→ **Problem requirements**: Exactly reproduce the lines from the one holding "Serialize everything readable" through the final line of the listing below, with both ends included and nothing else.

--- Start of Records to use ---

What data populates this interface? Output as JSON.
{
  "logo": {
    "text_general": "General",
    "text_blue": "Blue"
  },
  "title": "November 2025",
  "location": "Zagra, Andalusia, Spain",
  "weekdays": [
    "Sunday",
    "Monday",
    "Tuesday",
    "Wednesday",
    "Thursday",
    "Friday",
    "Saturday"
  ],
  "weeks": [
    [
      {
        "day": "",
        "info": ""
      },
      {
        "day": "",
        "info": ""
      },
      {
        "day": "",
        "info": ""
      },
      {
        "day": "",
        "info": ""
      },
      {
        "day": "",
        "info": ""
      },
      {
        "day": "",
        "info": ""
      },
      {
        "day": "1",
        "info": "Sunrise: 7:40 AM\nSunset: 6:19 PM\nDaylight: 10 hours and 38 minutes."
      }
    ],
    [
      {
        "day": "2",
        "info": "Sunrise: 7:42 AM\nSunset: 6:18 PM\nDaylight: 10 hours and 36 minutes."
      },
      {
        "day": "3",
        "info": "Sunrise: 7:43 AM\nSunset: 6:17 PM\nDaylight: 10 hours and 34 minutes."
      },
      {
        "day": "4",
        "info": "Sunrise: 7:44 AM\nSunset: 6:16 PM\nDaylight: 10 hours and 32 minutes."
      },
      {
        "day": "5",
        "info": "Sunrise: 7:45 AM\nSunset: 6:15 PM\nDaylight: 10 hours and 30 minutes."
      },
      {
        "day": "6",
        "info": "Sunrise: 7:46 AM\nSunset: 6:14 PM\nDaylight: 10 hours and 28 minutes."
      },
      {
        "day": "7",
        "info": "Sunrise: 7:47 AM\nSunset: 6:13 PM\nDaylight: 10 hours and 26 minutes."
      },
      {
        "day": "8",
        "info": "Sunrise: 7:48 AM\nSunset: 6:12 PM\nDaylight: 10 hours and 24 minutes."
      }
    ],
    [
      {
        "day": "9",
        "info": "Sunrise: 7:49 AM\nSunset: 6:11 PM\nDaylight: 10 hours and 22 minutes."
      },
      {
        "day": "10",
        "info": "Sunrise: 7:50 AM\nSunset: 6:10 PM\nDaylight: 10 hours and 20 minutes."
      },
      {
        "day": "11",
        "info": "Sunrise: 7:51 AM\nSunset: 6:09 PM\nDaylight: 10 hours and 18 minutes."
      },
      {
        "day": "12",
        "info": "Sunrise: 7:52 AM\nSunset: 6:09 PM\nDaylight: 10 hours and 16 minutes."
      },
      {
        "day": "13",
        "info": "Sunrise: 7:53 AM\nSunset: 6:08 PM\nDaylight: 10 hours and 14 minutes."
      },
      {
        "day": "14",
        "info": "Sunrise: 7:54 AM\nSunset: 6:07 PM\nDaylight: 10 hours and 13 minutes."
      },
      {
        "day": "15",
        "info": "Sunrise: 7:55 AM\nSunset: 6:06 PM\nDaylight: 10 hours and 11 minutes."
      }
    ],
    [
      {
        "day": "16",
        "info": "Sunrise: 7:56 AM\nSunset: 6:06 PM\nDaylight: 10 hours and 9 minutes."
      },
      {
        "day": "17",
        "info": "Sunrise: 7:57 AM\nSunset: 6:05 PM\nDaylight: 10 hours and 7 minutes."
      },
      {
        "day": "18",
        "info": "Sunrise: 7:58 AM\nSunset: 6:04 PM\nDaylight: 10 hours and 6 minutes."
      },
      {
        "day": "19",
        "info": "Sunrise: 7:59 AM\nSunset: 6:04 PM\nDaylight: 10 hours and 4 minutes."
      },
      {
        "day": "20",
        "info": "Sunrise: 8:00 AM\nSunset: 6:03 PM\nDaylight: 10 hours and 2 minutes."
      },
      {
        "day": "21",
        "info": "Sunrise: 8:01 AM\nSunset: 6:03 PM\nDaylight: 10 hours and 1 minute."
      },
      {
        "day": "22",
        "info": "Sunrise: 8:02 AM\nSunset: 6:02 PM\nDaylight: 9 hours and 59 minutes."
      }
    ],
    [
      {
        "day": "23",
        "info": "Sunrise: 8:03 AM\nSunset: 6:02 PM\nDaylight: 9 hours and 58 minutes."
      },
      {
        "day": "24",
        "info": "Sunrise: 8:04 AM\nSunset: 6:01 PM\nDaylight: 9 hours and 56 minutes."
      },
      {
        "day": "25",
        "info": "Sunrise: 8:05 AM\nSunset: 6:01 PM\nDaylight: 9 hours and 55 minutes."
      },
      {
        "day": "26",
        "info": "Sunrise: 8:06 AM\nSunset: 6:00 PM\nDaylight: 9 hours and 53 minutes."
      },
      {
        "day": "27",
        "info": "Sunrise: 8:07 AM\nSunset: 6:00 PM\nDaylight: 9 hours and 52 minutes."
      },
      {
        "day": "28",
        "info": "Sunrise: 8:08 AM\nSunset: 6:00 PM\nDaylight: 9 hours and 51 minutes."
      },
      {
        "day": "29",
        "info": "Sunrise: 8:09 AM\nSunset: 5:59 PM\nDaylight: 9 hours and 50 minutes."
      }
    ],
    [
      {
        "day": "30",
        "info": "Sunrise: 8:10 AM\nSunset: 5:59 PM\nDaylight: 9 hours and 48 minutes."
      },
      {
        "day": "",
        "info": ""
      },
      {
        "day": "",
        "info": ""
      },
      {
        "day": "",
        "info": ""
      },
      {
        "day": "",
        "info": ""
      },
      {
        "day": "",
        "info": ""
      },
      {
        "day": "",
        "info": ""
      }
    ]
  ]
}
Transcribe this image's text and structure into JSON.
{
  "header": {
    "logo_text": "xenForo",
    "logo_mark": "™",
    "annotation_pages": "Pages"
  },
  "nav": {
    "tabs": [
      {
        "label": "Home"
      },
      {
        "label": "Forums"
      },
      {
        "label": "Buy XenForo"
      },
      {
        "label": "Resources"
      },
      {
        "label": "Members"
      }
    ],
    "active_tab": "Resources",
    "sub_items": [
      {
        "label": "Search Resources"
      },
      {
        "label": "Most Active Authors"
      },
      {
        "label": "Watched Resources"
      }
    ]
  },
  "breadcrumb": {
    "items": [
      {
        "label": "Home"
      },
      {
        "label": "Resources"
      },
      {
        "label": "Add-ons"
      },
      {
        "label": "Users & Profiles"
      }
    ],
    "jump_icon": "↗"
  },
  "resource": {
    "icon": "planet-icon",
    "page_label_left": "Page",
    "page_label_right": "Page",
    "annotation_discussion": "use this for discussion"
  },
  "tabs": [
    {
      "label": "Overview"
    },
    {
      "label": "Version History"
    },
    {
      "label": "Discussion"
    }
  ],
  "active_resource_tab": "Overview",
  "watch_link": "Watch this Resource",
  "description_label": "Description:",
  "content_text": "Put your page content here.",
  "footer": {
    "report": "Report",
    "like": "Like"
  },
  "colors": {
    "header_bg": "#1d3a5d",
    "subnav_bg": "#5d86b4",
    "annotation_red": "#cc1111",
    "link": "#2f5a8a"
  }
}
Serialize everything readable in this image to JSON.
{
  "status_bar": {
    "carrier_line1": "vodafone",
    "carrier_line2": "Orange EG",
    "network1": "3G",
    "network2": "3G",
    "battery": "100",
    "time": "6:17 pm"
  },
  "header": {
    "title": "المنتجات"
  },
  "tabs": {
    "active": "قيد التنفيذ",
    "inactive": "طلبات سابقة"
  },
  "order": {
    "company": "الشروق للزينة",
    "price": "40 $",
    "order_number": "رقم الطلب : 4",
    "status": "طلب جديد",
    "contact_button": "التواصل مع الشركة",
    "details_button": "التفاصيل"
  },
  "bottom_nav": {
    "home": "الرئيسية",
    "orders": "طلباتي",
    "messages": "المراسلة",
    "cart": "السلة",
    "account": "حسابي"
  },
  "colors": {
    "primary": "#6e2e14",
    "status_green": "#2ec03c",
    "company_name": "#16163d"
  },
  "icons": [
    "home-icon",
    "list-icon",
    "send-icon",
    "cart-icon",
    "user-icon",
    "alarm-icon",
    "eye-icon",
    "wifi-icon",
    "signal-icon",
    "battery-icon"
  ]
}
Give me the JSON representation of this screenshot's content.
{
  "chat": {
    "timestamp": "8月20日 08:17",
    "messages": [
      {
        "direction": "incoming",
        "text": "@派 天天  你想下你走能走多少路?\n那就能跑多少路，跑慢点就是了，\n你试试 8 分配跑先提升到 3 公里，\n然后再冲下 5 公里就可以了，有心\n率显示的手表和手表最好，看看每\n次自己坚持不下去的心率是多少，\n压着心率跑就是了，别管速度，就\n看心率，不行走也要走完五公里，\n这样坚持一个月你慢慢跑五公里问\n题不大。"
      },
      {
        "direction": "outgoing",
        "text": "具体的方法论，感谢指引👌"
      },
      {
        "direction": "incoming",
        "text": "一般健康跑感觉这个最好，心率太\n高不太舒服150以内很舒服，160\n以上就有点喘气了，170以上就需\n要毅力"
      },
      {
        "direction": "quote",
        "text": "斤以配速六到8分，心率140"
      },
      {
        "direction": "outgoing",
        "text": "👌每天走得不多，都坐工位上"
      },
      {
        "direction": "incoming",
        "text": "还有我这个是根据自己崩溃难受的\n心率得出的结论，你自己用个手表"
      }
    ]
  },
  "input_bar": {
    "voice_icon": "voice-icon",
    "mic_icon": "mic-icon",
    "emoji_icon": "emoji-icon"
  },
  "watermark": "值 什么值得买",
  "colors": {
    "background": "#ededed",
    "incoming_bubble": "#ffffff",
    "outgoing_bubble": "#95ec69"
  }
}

--- End of Records to use ---

→ **Answer to this problem**:
Serialize everything readable in this image to JSON.
{
  "status_bar": {
    "carrier_line1": "vodafone",
    "carrier_line2": "Orange EG",
    "network1": "3G",
    "network2": "3G",
    "battery": "100",
    "time": "6:17 pm"
  },
  "header": {
    "title": "المنتجات"
  },
  "tabs": {
    "active": "قيد التنفيذ",
    "inactive": "طلبات سابقة"
  },
  "order": {
    "company": "الشروق للزينة",
    "price": "40 $",
    "order_number": "رقم الطلب : 4",
    "status": "طلب جديد",
    "contact_button": "التواصل مع الشركة",
    "details_button": "التفاصيل"
  },
  "bottom_nav": {
    "home": "الرئيسية",
    "orders": "طلباتي",
    "messages": "المراسلة",
    "cart": "السلة",
    "account": "حسابي"
  },
  "colors": {
    "primary": "#6e2e14",
    "status_green": "#2ec03c",
    "company_name": "#16163d"
  },
  "icons": [
    "home-icon",
    "list-icon",
    "send-icon",
    "cart-icon",
    "user-icon",
    "alarm-icon",
    "eye-icon",
    "wifi-icon",
    "signal-icon",
    "battery-icon"
  ]
}
Give me the JSON representation of this screenshot's content.
{
  "chat": {
    "timestamp": "8月20日 08:17",
    "messages": [
      {
        "direction": "incoming",
        "text": "@派 天天  你想下你走能走多少路?\n那就能跑多少路，跑慢点就是了，\n你试试 8 分配跑先提升到 3 公里，\n然后再冲下 5 公里就可以了，有心\n率显示的手表和手表最好，看看每\n次自己坚持不下去的心率是多少，\n压着心率跑就是了，别管速度，就\n看心率，不行走也要走完五公里，\n这样坚持一个月你慢慢跑五公里问\n题不大。"
      },
      {
        "direction": "outgoing",
        "text": "具体的方法论，感谢指引👌"
      },
      {
        "direction": "incoming",
        "text": "一般健康跑感觉这个最好，心率太\n高不太舒服150以内很舒服，160\n以上就有点喘气了，170以上就需\n要毅力"
      },
      {
        "direction": "quote",
        "text": "斤以配速六到8分，心率140"
      },
      {
        "direction": "outgoing",
        "text": "👌每天走得不多，都坐工位上"
      },
      {
        "direction": "incoming",
        "text": "还有我这个是根据自己崩溃难受的\n心率得出的结论，你自己用个手表"
      }
    ]
  },
  "input_bar": {
    "voice_icon": "voice-icon",
    "mic_icon": "mic-icon",
    "emoji_icon": "emoji-icon"
  },
  "watermark": "值 什么值得买",
  "colors": {
    "background": "#ededed",
    "incoming_bubble": "#ffffff",
    "outgoing_bubble": "#95ec69"
  }
}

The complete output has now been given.